• [Kutipan Pilihan]
Kemerdekaan personal ini dalam kehidupan Ego menumbuhkan pribadi-pribadi kreatif saat terjadi persinggungan dengan kreatifitas pribadi yang lain. Dan pada saat terjadi persinggingan antara kepentingan pribadi ini, ada yang dengan sendirinya tersingkir dari proses tersebut sebab kelemahannya dan ketidak-jelasan tindakan kemerdekaannya. Proses tersingsingkirnya ego-ego yang lemah ini, lebih jauh belum dijelaskan oleh Iqbal, apakah itu berarti secara budaya semata atau lebih berkaitan dengan kelemahan spiritual. Serta bagaimana Ego yang kuat mengatasi ego-ego lain yang lemah juga belum begitu nampak dalam konsepsi awal filsafat Ego-nya.

Catatan anotasi spasial:
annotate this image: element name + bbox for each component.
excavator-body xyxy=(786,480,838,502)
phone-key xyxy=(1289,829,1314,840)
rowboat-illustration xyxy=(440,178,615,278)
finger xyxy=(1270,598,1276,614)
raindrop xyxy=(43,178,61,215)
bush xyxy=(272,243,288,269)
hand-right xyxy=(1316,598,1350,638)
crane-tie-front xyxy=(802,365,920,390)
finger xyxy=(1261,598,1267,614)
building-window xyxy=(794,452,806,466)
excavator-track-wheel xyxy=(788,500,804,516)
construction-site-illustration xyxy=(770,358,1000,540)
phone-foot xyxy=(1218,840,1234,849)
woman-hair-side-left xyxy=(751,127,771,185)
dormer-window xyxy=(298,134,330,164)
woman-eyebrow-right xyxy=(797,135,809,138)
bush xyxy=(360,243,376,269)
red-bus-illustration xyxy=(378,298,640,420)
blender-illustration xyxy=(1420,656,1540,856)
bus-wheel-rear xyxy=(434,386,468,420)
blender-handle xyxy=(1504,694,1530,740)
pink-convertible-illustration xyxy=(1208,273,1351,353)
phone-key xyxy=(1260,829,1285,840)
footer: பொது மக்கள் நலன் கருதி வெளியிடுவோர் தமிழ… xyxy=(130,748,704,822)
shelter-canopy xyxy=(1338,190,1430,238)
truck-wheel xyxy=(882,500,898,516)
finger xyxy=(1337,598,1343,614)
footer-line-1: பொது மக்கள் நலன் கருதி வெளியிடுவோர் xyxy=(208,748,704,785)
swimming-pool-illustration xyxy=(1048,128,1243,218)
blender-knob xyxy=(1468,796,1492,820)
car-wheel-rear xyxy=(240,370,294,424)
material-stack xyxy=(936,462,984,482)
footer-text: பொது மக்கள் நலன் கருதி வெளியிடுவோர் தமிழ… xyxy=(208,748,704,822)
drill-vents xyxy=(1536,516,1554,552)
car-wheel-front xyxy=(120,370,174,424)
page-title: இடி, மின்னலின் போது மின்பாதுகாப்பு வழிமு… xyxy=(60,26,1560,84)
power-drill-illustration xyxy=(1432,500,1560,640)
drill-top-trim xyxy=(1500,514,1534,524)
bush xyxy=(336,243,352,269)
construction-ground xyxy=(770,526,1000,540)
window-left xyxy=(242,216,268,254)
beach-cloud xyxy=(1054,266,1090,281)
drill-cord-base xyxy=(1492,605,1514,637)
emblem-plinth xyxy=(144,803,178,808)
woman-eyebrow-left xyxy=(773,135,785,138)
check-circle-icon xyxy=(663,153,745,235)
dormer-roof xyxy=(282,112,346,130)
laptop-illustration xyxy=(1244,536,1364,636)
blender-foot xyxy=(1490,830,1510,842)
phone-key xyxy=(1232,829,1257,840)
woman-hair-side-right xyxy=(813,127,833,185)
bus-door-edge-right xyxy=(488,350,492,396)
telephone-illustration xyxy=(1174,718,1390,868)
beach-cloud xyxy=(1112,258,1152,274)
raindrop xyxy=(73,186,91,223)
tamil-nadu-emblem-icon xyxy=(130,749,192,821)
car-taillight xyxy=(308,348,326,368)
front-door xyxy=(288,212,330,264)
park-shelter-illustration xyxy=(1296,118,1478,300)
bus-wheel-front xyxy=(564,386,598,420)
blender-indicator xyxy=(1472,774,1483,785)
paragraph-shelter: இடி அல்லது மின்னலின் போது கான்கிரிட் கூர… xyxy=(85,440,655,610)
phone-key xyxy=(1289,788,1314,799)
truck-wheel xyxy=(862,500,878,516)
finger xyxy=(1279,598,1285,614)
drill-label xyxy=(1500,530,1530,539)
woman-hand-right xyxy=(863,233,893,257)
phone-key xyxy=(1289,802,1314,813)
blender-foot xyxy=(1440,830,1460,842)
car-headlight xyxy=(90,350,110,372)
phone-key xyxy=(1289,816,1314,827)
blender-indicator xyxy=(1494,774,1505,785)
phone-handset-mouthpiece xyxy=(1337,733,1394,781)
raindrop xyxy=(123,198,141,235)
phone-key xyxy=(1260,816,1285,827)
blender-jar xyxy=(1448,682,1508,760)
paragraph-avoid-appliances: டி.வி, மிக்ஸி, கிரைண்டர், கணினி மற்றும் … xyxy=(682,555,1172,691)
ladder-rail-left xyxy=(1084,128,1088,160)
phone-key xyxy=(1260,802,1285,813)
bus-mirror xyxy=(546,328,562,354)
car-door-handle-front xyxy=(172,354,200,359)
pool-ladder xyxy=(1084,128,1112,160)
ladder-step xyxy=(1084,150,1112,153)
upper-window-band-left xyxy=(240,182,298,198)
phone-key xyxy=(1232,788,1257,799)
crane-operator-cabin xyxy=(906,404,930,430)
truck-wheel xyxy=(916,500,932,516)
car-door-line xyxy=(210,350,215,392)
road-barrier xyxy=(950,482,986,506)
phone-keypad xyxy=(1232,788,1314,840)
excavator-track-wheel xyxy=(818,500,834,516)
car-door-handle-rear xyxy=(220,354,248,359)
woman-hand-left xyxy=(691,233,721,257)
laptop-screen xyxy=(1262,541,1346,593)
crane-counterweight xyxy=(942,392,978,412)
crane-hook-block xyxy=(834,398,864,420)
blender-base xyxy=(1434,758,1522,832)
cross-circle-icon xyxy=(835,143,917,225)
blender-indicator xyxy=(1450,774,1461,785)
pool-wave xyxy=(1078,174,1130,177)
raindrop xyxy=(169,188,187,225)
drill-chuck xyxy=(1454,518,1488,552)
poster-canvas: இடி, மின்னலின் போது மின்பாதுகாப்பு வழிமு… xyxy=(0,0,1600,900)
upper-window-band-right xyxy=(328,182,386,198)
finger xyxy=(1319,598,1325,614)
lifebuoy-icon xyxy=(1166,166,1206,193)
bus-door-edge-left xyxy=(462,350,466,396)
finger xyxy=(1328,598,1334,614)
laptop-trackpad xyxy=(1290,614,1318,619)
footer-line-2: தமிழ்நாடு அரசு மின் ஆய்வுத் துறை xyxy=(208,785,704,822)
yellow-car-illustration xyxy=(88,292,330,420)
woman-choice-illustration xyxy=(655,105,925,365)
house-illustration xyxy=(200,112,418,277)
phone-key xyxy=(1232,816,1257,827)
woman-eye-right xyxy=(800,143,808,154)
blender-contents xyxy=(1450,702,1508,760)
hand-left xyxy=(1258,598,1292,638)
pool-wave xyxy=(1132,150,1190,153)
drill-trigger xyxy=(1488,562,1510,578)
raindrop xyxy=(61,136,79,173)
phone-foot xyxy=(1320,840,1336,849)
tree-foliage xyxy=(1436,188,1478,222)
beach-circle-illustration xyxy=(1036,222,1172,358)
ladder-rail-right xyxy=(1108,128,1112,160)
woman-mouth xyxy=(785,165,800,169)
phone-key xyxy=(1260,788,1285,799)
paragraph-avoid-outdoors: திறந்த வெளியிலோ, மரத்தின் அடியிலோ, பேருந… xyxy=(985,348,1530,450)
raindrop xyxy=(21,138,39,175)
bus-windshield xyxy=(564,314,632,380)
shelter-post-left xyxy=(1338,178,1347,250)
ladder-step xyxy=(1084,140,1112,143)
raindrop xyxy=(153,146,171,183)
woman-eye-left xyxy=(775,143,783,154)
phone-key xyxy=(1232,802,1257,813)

• [Soal Latihan]
1. Perbarui bagian kutipan tentang filsafat Ego mulai dari "Kemerdekaan personal ini" sampai dengan "awal filsafat Ego-nya.", lalu ganti "konsepsi awal" dengan "gagasan awal".
2. Ubah paragraf dalam kutipan tentang filsafat Ego yang diawali "Kemerdekaan personal ini" menjadi daftar singkat yang memuat fakta-fakta utamanya.
Catatan tersebut diambil dari sumber yang berbeda.

• [Kunci Jawaban]
1.
Kemerdekaan personal ini dalam kehidupan Ego menumbuhkan pribadi-pribadi kreatif saat terjadi persinggungan dengan kreatifitas pribadi yang lain. Dan pada saat terjadi persinggingan antara kepentingan pribadi ini, ada yang dengan sendirinya tersingkir dari proses tersebut sebab kelemahannya dan ketidak-jelasan tindakan kemerdekaannya. Proses tersingsingkirnya ego-ego yang lemah ini, lebih jauh belum dijelaskan oleh Iqbal, apakah itu berarti secara budaya semata atau lebih berkaitan dengan kelemahan spiritual. Serta bagaimana Ego yang kuat mengatasi ego-ego lain yang lemah juga belum begitu nampak dalam gagasan awal filsafat Ego-nya.

2.
- Kemerdekaan personal dalam kehidupan Ego menumbuhkan pribadi-pribadi kreatif ketika bersinggungan dengan kreativitas pribadi lain.
- Saat kepentingan pribadi saling bersinggungan, ego yang lemah dan tidak jelas tindakan kemerdekaannya tersingkir dengan sendirinya.
- Iqbal belum menjelaskan apakah tersingkirnya ego yang lemah itu semata soal budaya atau lebih berkaitan dengan kelemahan spiritual.
- Cara Ego yang kuat mengatasi ego-ego yang lemah juga belum begitu tampak dalam konsepsi awal filsafat Ego-nya.